(Dataset excerpt)
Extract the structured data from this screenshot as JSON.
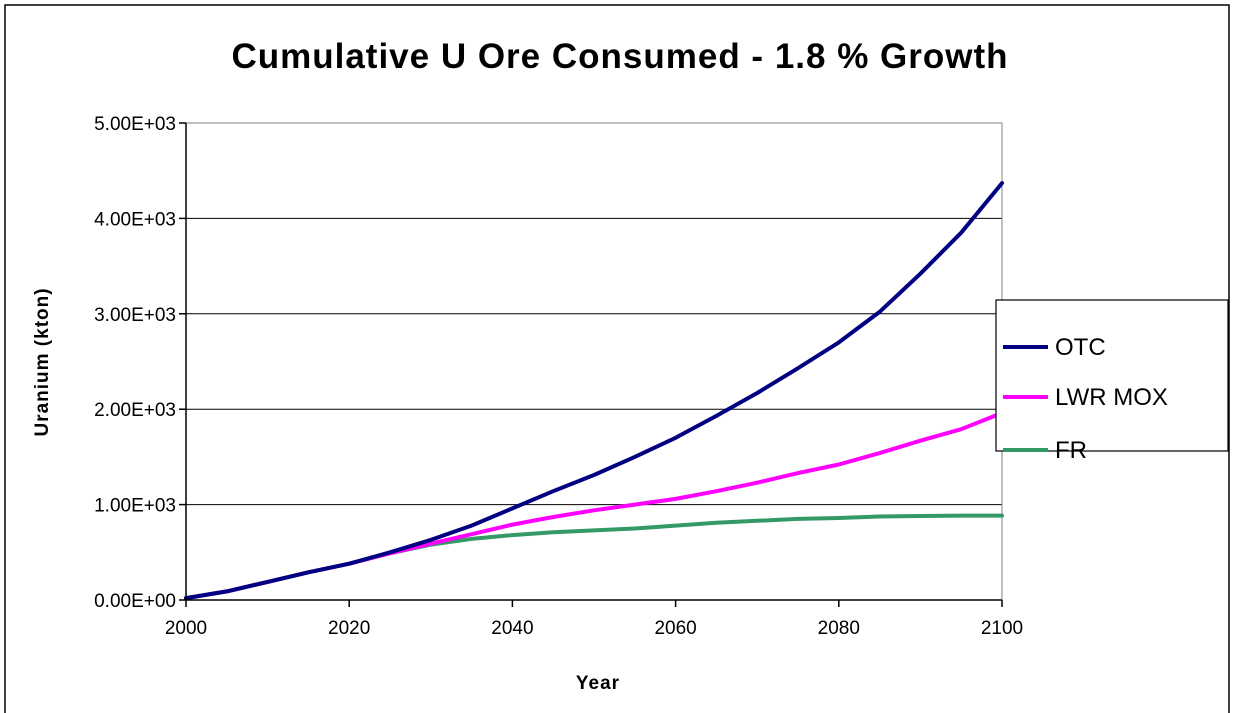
{
  "chart_data": {
    "type": "line",
    "title": "Cumulative U Ore Consumed - 1.8 % Growth",
    "xlabel": "Year",
    "ylabel": "Uranium (kton)",
    "xlim": [
      2000,
      2100
    ],
    "ylim": [
      0,
      5000
    ],
    "x_ticks": [
      "2000",
      "2020",
      "2040",
      "2060",
      "2080",
      "2100"
    ],
    "y_ticks": [
      "0.00E+00",
      "1.00E+03",
      "2.00E+03",
      "3.00E+03",
      "4.00E+03",
      "5.00E+03"
    ],
    "y_tick_values": [
      0,
      1000,
      2000,
      3000,
      4000,
      5000
    ],
    "x_tick_values": [
      2000,
      2020,
      2040,
      2060,
      2080,
      2100
    ],
    "grid": "horizontal",
    "legend_position": "right",
    "x": [
      2000,
      2005,
      2010,
      2015,
      2020,
      2025,
      2030,
      2035,
      2040,
      2045,
      2050,
      2055,
      2060,
      2065,
      2070,
      2075,
      2080,
      2085,
      2090,
      2095,
      2100
    ],
    "series": [
      {
        "name": "OTC",
        "color": "#000080",
        "values": [
          20,
          90,
          190,
          290,
          380,
          500,
          630,
          780,
          960,
          1140,
          1310,
          1500,
          1700,
          1930,
          2170,
          2430,
          2700,
          3020,
          3420,
          3850,
          4370
        ]
      },
      {
        "name": "LWR MOX",
        "color": "#FF00FF",
        "values": [
          20,
          90,
          190,
          290,
          380,
          490,
          590,
          690,
          790,
          870,
          940,
          1000,
          1060,
          1140,
          1230,
          1330,
          1420,
          1540,
          1670,
          1790,
          1960
        ]
      },
      {
        "name": "FR",
        "color": "#339966",
        "values": [
          20,
          90,
          190,
          290,
          380,
          490,
          580,
          640,
          680,
          710,
          730,
          750,
          780,
          810,
          830,
          850,
          860,
          875,
          880,
          885,
          885
        ]
      }
    ]
  }
}
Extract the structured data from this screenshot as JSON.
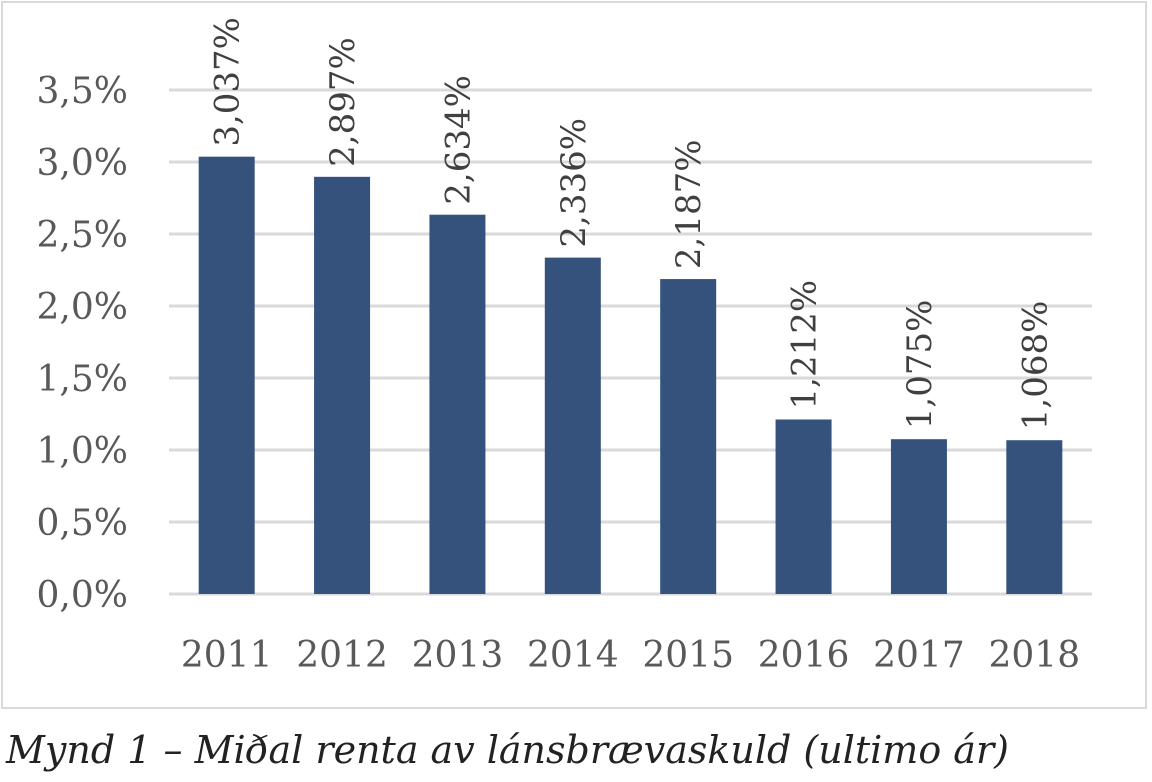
{
  "caption": "Mynd 1 – Miðal renta av lánsbrævaskuld (ultimo ár)",
  "colors": {
    "bar": "#34527c",
    "grid": "#d9d9d9",
    "axis_text": "#595959",
    "label_text": "#404040"
  },
  "chart_data": {
    "type": "bar",
    "categories": [
      "2011",
      "2012",
      "2013",
      "2014",
      "2015",
      "2016",
      "2017",
      "2018"
    ],
    "values": [
      3.037,
      2.897,
      2.634,
      2.336,
      2.187,
      1.212,
      1.075,
      1.068
    ],
    "data_labels": [
      "3,037%",
      "2,897%",
      "2,634%",
      "2,336%",
      "2,187%",
      "1,212%",
      "1,075%",
      "1,068%"
    ],
    "yticks": [
      "0,0%",
      "0,5%",
      "1,0%",
      "1,5%",
      "2,0%",
      "2,5%",
      "3,0%",
      "3,5%"
    ],
    "ylim": [
      0,
      3.5
    ],
    "grid": true,
    "legend": false,
    "title": "",
    "xlabel": "",
    "ylabel": ""
  }
}
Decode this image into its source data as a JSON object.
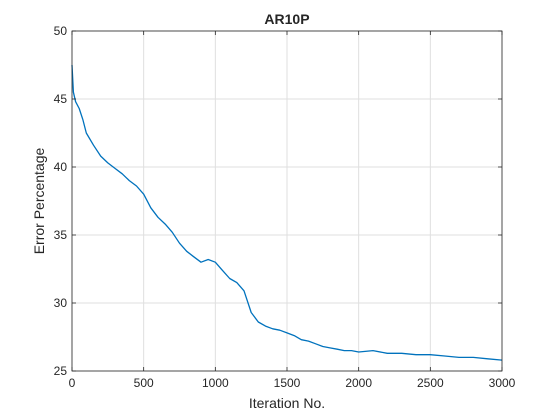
{
  "chart_data": {
    "type": "line",
    "title": "AR10P",
    "xlabel": "Iteration No.",
    "ylabel": "Error Percentage",
    "xlim": [
      0,
      3000
    ],
    "ylim": [
      25,
      50
    ],
    "xticks": [
      "0",
      "500",
      "1000",
      "1500",
      "2000",
      "2500",
      "3000"
    ],
    "yticks": [
      "25",
      "30",
      "35",
      "40",
      "45",
      "50"
    ],
    "grid": true,
    "series_color": "#0072BD",
    "series": [
      {
        "x": [
          0,
          10,
          25,
          50,
          75,
          100,
          150,
          200,
          250,
          300,
          350,
          400,
          450,
          500,
          550,
          600,
          650,
          700,
          750,
          800,
          850,
          900,
          950,
          1000,
          1050,
          1100,
          1150,
          1200,
          1250,
          1300,
          1350,
          1400,
          1450,
          1500,
          1550,
          1600,
          1650,
          1700,
          1750,
          1800,
          1850,
          1900,
          1950,
          2000,
          2100,
          2200,
          2300,
          2400,
          2500,
          2600,
          2700,
          2800,
          2900,
          3000
        ],
        "y": [
          47.5,
          45.5,
          44.8,
          44.3,
          43.5,
          42.5,
          41.6,
          40.8,
          40.3,
          39.9,
          39.5,
          39.0,
          38.6,
          38.0,
          37.0,
          36.3,
          35.8,
          35.2,
          34.4,
          33.8,
          33.4,
          33.0,
          33.2,
          33.0,
          32.4,
          31.8,
          31.5,
          30.9,
          29.3,
          28.6,
          28.3,
          28.1,
          28.0,
          27.8,
          27.6,
          27.3,
          27.2,
          27.0,
          26.8,
          26.7,
          26.6,
          26.5,
          26.5,
          26.4,
          26.5,
          26.3,
          26.3,
          26.2,
          26.2,
          26.1,
          26.0,
          26.0,
          25.9,
          25.8
        ]
      }
    ]
  }
}
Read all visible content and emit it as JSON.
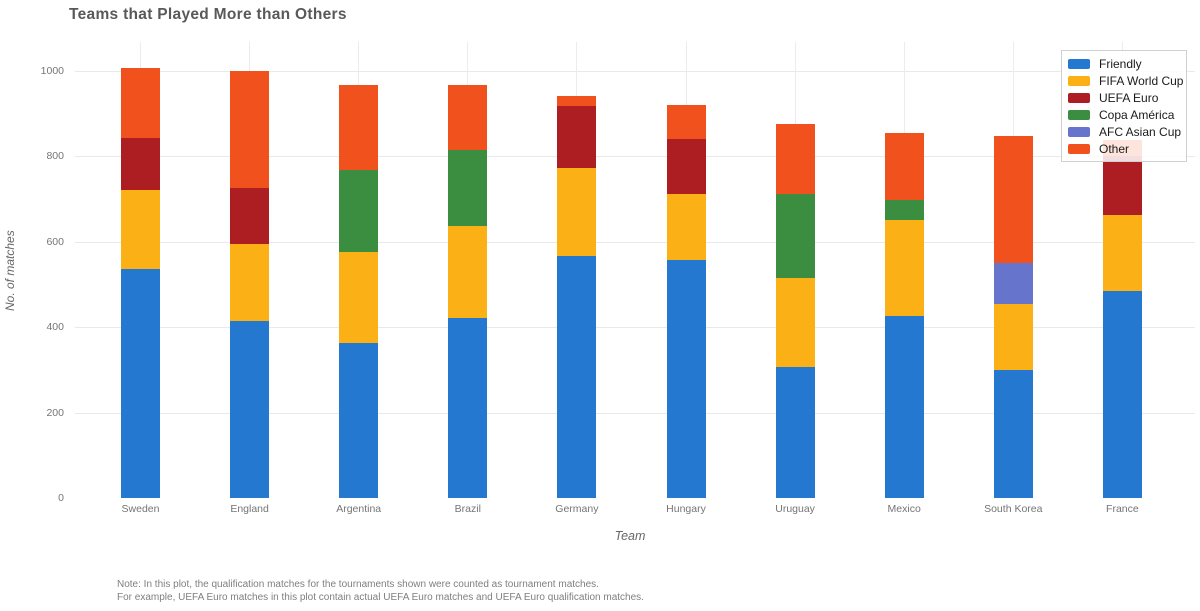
{
  "title": "Teams that Played More than Others",
  "chart_data": {
    "type": "bar",
    "stacked": true,
    "title": "Teams that Played More than Others",
    "xlabel": "Team",
    "ylabel": "No. of matches",
    "categories": [
      "Sweden",
      "England",
      "Argentina",
      "Brazil",
      "Germany",
      "Hungary",
      "Uruguay",
      "Mexico",
      "South Korea",
      "France"
    ],
    "series": [
      {
        "name": "Friendly",
        "color": "#2478cf",
        "values": [
          535,
          413,
          363,
          421,
          567,
          556,
          306,
          425,
          300,
          484
        ]
      },
      {
        "name": "FIFA World Cup",
        "color": "#fbb116",
        "values": [
          185,
          180,
          213,
          215,
          205,
          154,
          208,
          226,
          153,
          179
        ]
      },
      {
        "name": "UEFA Euro",
        "color": "#ad1e23",
        "values": [
          121,
          132,
          0,
          0,
          146,
          129,
          0,
          0,
          0,
          137
        ]
      },
      {
        "name": "Copa América",
        "color": "#3b8e3f",
        "values": [
          0,
          0,
          191,
          177,
          0,
          0,
          198,
          47,
          0,
          0
        ]
      },
      {
        "name": "AFC Asian Cup",
        "color": "#6674cb",
        "values": [
          0,
          0,
          0,
          0,
          0,
          0,
          0,
          0,
          97,
          0
        ]
      },
      {
        "name": "Other",
        "color": "#f1511d",
        "values": [
          164,
          275,
          200,
          154,
          22,
          80,
          163,
          155,
          296,
          37
        ]
      }
    ],
    "totals": [
      1005,
      1000,
      967,
      967,
      940,
      919,
      875,
      853,
      846,
      837
    ],
    "yticks": [
      0,
      200,
      400,
      600,
      800,
      1000
    ],
    "ylim": [
      0,
      1068
    ],
    "grid": true,
    "legend_position": "top-right"
  },
  "note": {
    "line1": "Note: In this plot, the qualification matches for the tournaments shown were counted as tournament matches.",
    "line2": "For example, UEFA Euro matches in this plot contain actual UEFA Euro matches and UEFA Euro qualification matches."
  }
}
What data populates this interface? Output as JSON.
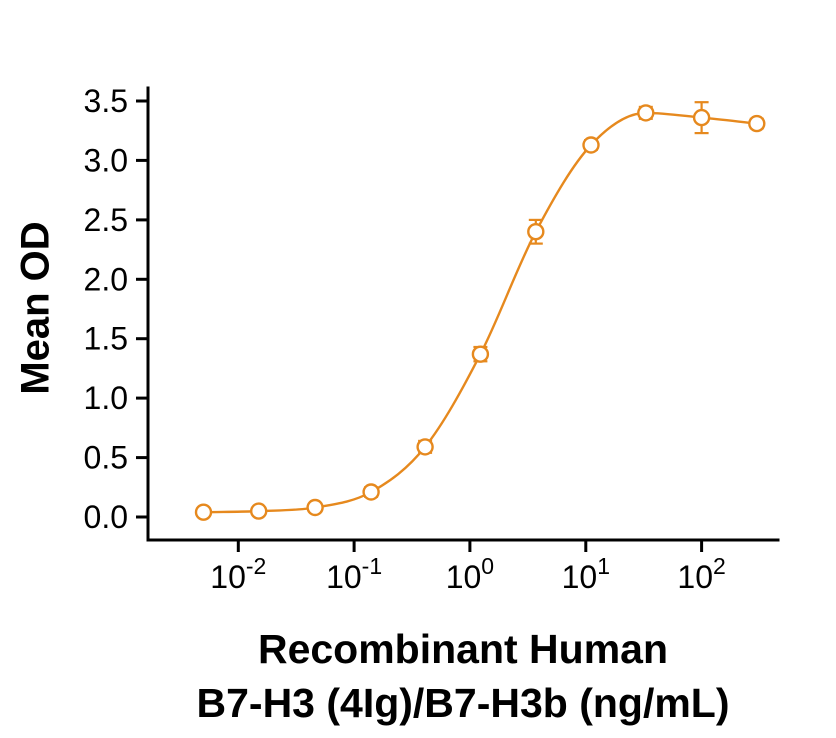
{
  "figure": {
    "background": "#ffffff"
  },
  "chart_data": {
    "type": "scatter",
    "subtype": "dose-response-curve-with-fit",
    "title": "",
    "ylabel": "Mean OD",
    "xlabel_lines": [
      "Recombinant Human",
      "B7-H3 (4Ig)/B7-H3b (ng/mL)"
    ],
    "x_scale": "log10",
    "xlim_log10": [
      -2.78,
      2.66
    ],
    "ylim": [
      0,
      3.5
    ],
    "y_ticks": [
      "0.0",
      "0.5",
      "1.0",
      "1.5",
      "2.0",
      "2.5",
      "3.0",
      "3.5"
    ],
    "x_tick_base": "10",
    "x_tick_exponents": [
      -2,
      -1,
      0,
      1,
      2
    ],
    "grid": false,
    "legend": "none",
    "axis_color": "#000000",
    "series": [
      {
        "name": "Recombinant Human B7-H3 (4Ig)/B7-H3b",
        "color": "#E6891E",
        "marker": "open-circle",
        "line": "smooth-fit",
        "points": [
          {
            "x": 0.005,
            "y": 0.04,
            "err": 0.03
          },
          {
            "x": 0.015,
            "y": 0.05,
            "err": 0.03
          },
          {
            "x": 0.046,
            "y": 0.08,
            "err": 0.03
          },
          {
            "x": 0.14,
            "y": 0.21,
            "err": 0.04
          },
          {
            "x": 0.41,
            "y": 0.59,
            "err": 0.05
          },
          {
            "x": 1.23,
            "y": 1.37,
            "err": 0.06
          },
          {
            "x": 3.7,
            "y": 2.4,
            "err": 0.1
          },
          {
            "x": 11.1,
            "y": 3.13,
            "err": 0.04
          },
          {
            "x": 33,
            "y": 3.4,
            "err": 0.05
          },
          {
            "x": 100,
            "y": 3.36,
            "err": 0.13
          },
          {
            "x": 300,
            "y": 3.31,
            "err": 0.04
          }
        ]
      }
    ]
  }
}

GOAL OF THE EXERCISE — Find every line that holds "than" and copy it.

SOLUTION TO THE EXERCISE —
  "title": "Teams that Played More than Others",
    "title": "Teams that Played More than Others",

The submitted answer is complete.